◆ **Provided records**:
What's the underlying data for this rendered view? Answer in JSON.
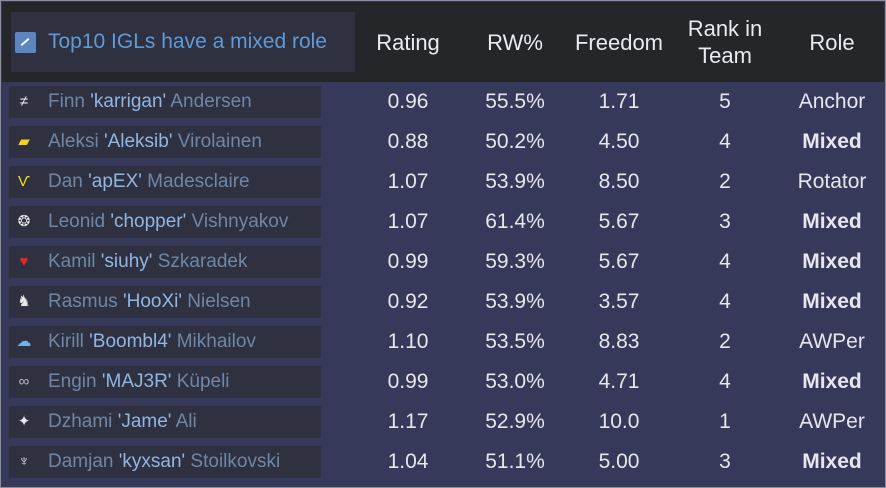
{
  "header": {
    "title": "Top10 IGLs have a mixed role",
    "columns": {
      "rating": "Rating",
      "rw": "RW%",
      "freedom": "Freedom",
      "rank": "Rank in Team",
      "role": "Role"
    }
  },
  "rows": [
    {
      "first": "Finn ",
      "nick": "'karrigan'",
      "last": " Andersen",
      "rating": "0.96",
      "rw": "55.5%",
      "freedom": "1.71",
      "rank": "5",
      "role": "Anchor",
      "role_bold": false,
      "logo_icon": "faze-logo-icon",
      "logo_glyph": "≠",
      "logo_color": "#e6e6ee"
    },
    {
      "first": "Aleksi ",
      "nick": "'Aleksib'",
      "last": " Virolainen",
      "rating": "0.88",
      "rw": "50.2%",
      "freedom": "4.50",
      "rank": "4",
      "role": "Mixed",
      "role_bold": true,
      "logo_icon": "navi-logo-icon",
      "logo_glyph": "▰",
      "logo_color": "#f2d21a"
    },
    {
      "first": "Dan ",
      "nick": "'apEX'",
      "last": " Madesclaire",
      "rating": "1.07",
      "rw": "53.9%",
      "freedom": "8.50",
      "rank": "2",
      "role": "Rotator",
      "role_bold": false,
      "logo_icon": "vitality-logo-icon",
      "logo_glyph": "Ѵ",
      "logo_color": "#f2e21c"
    },
    {
      "first": "Leonid ",
      "nick": "'chopper'",
      "last": " Vishnyakov",
      "rating": "1.07",
      "rw": "61.4%",
      "freedom": "5.67",
      "rank": "3",
      "role": "Mixed",
      "role_bold": true,
      "logo_icon": "spirit-logo-icon",
      "logo_glyph": "❂",
      "logo_color": "#e8e8ee"
    },
    {
      "first": "Kamil ",
      "nick": "'siuhy'",
      "last": " Szkaradek",
      "rating": "0.99",
      "rw": "59.3%",
      "freedom": "5.67",
      "rank": "4",
      "role": "Mixed",
      "role_bold": true,
      "logo_icon": "mouz-logo-icon",
      "logo_glyph": "♥",
      "logo_color": "#e3262d"
    },
    {
      "first": "Rasmus ",
      "nick": "'HooXi'",
      "last": " Nielsen",
      "rating": "0.92",
      "rw": "53.9%",
      "freedom": "3.57",
      "rank": "4",
      "role": "Mixed",
      "role_bold": true,
      "logo_icon": "g2-logo-icon",
      "logo_glyph": "♞",
      "logo_color": "#e8e8ee"
    },
    {
      "first": "Kirill ",
      "nick": "'Boombl4'",
      "last": " Mikhailov",
      "rating": "1.10",
      "rw": "53.5%",
      "freedom": "8.83",
      "rank": "2",
      "role": "AWPer",
      "role_bold": false,
      "logo_icon": "cloud-logo-icon",
      "logo_glyph": "☁",
      "logo_color": "#6fb2e6"
    },
    {
      "first": "Engin ",
      "nick": "'MAJ3R'",
      "last": " Küpeli",
      "rating": "0.99",
      "rw": "53.0%",
      "freedom": "4.71",
      "rank": "4",
      "role": "Mixed",
      "role_bold": true,
      "logo_icon": "eternal-fire-logo-icon",
      "logo_glyph": "∞",
      "logo_color": "#b9b9c4"
    },
    {
      "first": "Dzhami ",
      "nick": "'Jame'",
      "last": " Ali",
      "rating": "1.17",
      "rw": "52.9%",
      "freedom": "10.0",
      "rank": "1",
      "role": "AWPer",
      "role_bold": false,
      "logo_icon": "virtus-pro-logo-icon",
      "logo_glyph": "✦",
      "logo_color": "#e8e8ee"
    },
    {
      "first": "Damjan ",
      "nick": "'kyxsan'",
      "last": " Stoilkovski",
      "rating": "1.04",
      "rw": "51.1%",
      "freedom": "5.00",
      "rank": "3",
      "role": "Mixed",
      "role_bold": true,
      "logo_icon": "fnatic-logo-icon",
      "logo_glyph": "♆",
      "logo_color": "#e8e8ee"
    }
  ]
}
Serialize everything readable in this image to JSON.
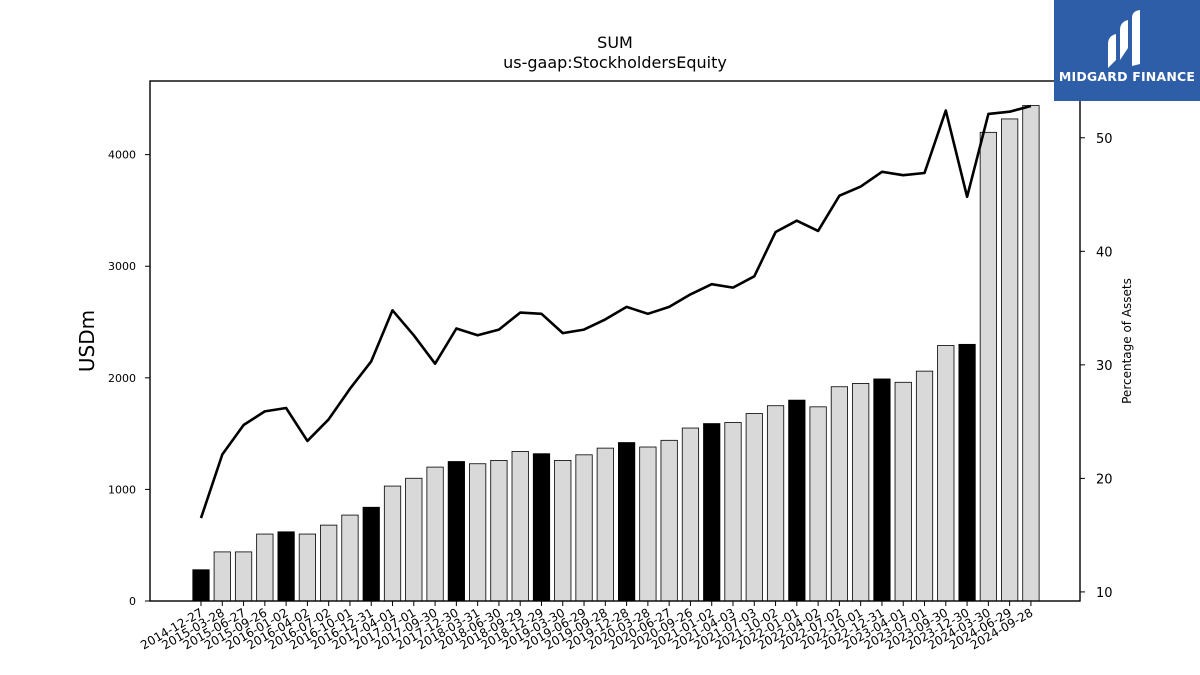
{
  "brand": {
    "name": "MIDGARD FINANCE",
    "color": "#2f5ea9"
  },
  "chart_data": {
    "type": "bar",
    "title": "SUM",
    "subtitle": "us-gaap:StockholdersEquity",
    "ylabel": "USDm",
    "y2label": "Percentage of Assets",
    "ylim": [
      0,
      4660
    ],
    "y2lim": [
      9.2,
      55.0
    ],
    "yticks": [
      0,
      1000,
      2000,
      3000,
      4000
    ],
    "y2ticks": [
      10,
      20,
      30,
      40,
      50
    ],
    "grid": false,
    "colors": {
      "bar_fill": "#d9d9d9",
      "bar_highlight": "#000000",
      "line": "#000000"
    },
    "categories": [
      "2014-12-27",
      "2015-03-28",
      "2015-06-27",
      "2015-09-26",
      "2016-01-02",
      "2016-04-02",
      "2016-07-02",
      "2016-10-01",
      "2016-12-31",
      "2017-04-01",
      "2017-07-01",
      "2017-09-30",
      "2017-12-30",
      "2018-03-31",
      "2018-06-30",
      "2018-09-29",
      "2018-12-29",
      "2019-03-30",
      "2019-06-29",
      "2019-09-28",
      "2019-12-28",
      "2020-03-28",
      "2020-06-27",
      "2020-09-26",
      "2021-01-02",
      "2021-04-03",
      "2021-07-03",
      "2021-10-02",
      "2022-01-01",
      "2022-04-02",
      "2022-07-02",
      "2022-10-01",
      "2022-12-31",
      "2023-04-01",
      "2023-07-01",
      "2023-09-30",
      "2023-12-30",
      "2024-03-30",
      "2024-06-29",
      "2024-09-28"
    ],
    "series": [
      {
        "name": "",
        "kind": "bar",
        "axis": "left",
        "values": [
          280,
          440,
          440,
          600,
          620,
          600,
          680,
          770,
          840,
          1030,
          1100,
          1200,
          1250,
          1230,
          1260,
          1340,
          1320,
          1260,
          1310,
          1370,
          1420,
          1380,
          1440,
          1550,
          1590,
          1600,
          1680,
          1750,
          1800,
          1740,
          1920,
          1950,
          1990,
          1960,
          2060,
          2290,
          2300,
          4200,
          4320,
          4440
        ],
        "highlighted": [
          true,
          false,
          false,
          false,
          true,
          false,
          false,
          false,
          true,
          false,
          false,
          false,
          true,
          false,
          false,
          false,
          true,
          false,
          false,
          false,
          true,
          false,
          false,
          false,
          true,
          false,
          false,
          false,
          true,
          false,
          false,
          false,
          true,
          false,
          false,
          false,
          true,
          false,
          false,
          false
        ]
      },
      {
        "name": "",
        "kind": "line",
        "axis": "right",
        "values": [
          16.5,
          22.1,
          24.7,
          25.9,
          26.2,
          23.3,
          25.2,
          27.9,
          30.3,
          34.8,
          32.6,
          30.1,
          33.2,
          32.6,
          33.1,
          34.6,
          34.5,
          32.8,
          33.1,
          34.0,
          35.1,
          34.5,
          35.1,
          36.2,
          37.1,
          36.8,
          37.8,
          41.7,
          42.7,
          41.8,
          44.9,
          45.7,
          47.0,
          46.7,
          46.9,
          52.4,
          44.8,
          52.1,
          52.3,
          52.8
        ]
      }
    ]
  }
}
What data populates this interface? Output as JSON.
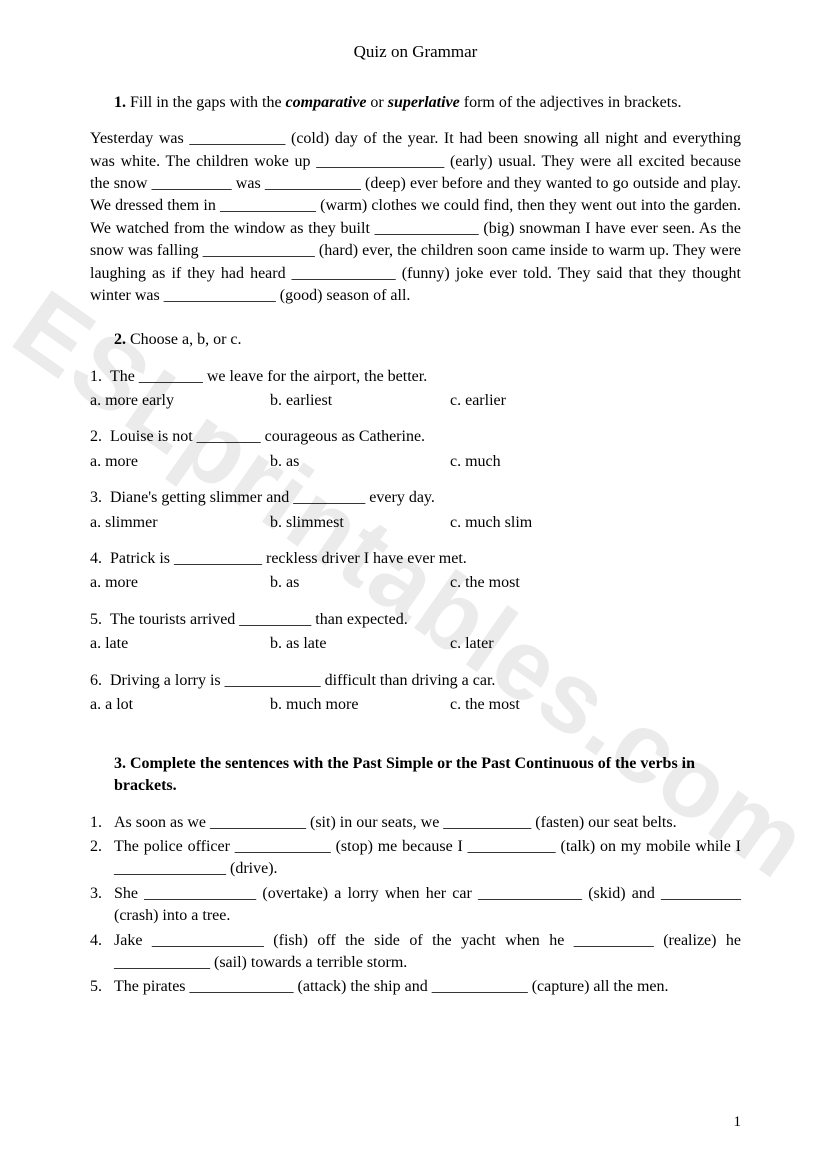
{
  "title": "Quiz on Grammar",
  "watermark": "ESLprintables.com",
  "page_number": "1",
  "colors": {
    "text": "#000000",
    "background": "#ffffff",
    "watermark": "rgba(0,0,0,0.08)"
  },
  "typography": {
    "body_font": "Times New Roman",
    "body_size_pt": 12,
    "title_size_pt": 13
  },
  "section1": {
    "number": "1.",
    "heading_pre": "Fill in the gaps with the ",
    "heading_bi1": "comparative",
    "heading_mid": " or ",
    "heading_bi2": "superlative",
    "heading_post": " form of the adjectives in brackets.",
    "paragraph": "Yesterday was ____________ (cold) day of the year. It had been snowing all night and everything was white. The children woke up ________________ (early) usual. They were all excited because the snow __________ was ____________ (deep) ever before and they wanted to go outside and play. We dressed them in ____________ (warm) clothes we could find, then they went out into the garden. We watched from the window as they built _____________ (big) snowman I have ever seen. As the snow was falling ______________ (hard) ever, the children soon came inside to warm up. They were laughing as if they had heard _____________ (funny) joke ever told. They said that they thought winter was ______________ (good) season of all."
  },
  "section2": {
    "number": "2.",
    "heading": "Choose a, b, or c.",
    "questions": [
      {
        "n": "1.",
        "q": "The ________ we leave for the airport, the better.",
        "a": "a. more early",
        "b": "b. earliest",
        "c": "c. earlier"
      },
      {
        "n": "2.",
        "q": "Louise is not ________ courageous as Catherine.",
        "a": "a. more",
        "b": "b. as",
        "c": "c. much"
      },
      {
        "n": "3.",
        "q": "Diane's getting slimmer and _________ every day.",
        "a": "a. slimmer",
        "b": "b. slimmest",
        "c": "c. much slim"
      },
      {
        "n": "4.",
        "q": "Patrick is ___________ reckless driver I have ever met.",
        "a": "a. more",
        "b": "b. as",
        "c": "c. the most"
      },
      {
        "n": "5.",
        "q": "The tourists arrived _________ than expected.",
        "a": "a. late",
        "b": "b. as late",
        "c": "c. later"
      },
      {
        "n": "6.",
        "q": "Driving a lorry is ____________ difficult than driving a car.",
        "a": "a. a lot",
        "b": "b. much more",
        "c": "c. the most"
      }
    ]
  },
  "section3": {
    "number": "3.",
    "heading": "Complete the sentences with the Past Simple or the Past Continuous of the verbs in brackets.",
    "items": [
      {
        "n": "1.",
        "t": "As soon as we ____________ (sit) in our seats, we ___________ (fasten) our seat belts."
      },
      {
        "n": "2.",
        "t": "The police officer ____________ (stop) me because I ___________ (talk) on my mobile while I ______________ (drive)."
      },
      {
        "n": "3.",
        "t": "She ______________ (overtake) a lorry when her car _____________ (skid) and __________ (crash) into a tree."
      },
      {
        "n": "4.",
        "t": "Jake ______________ (fish) off the side of the yacht when he __________ (realize) he ____________ (sail) towards a terrible storm."
      },
      {
        "n": "5.",
        "t": "The pirates _____________ (attack) the ship and ____________ (capture) all the men."
      }
    ]
  }
}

◆ **Exercise description**: Of the lines in this listing, report how many contain the string "brackets", and give the number only.

◆ **Solution**: 2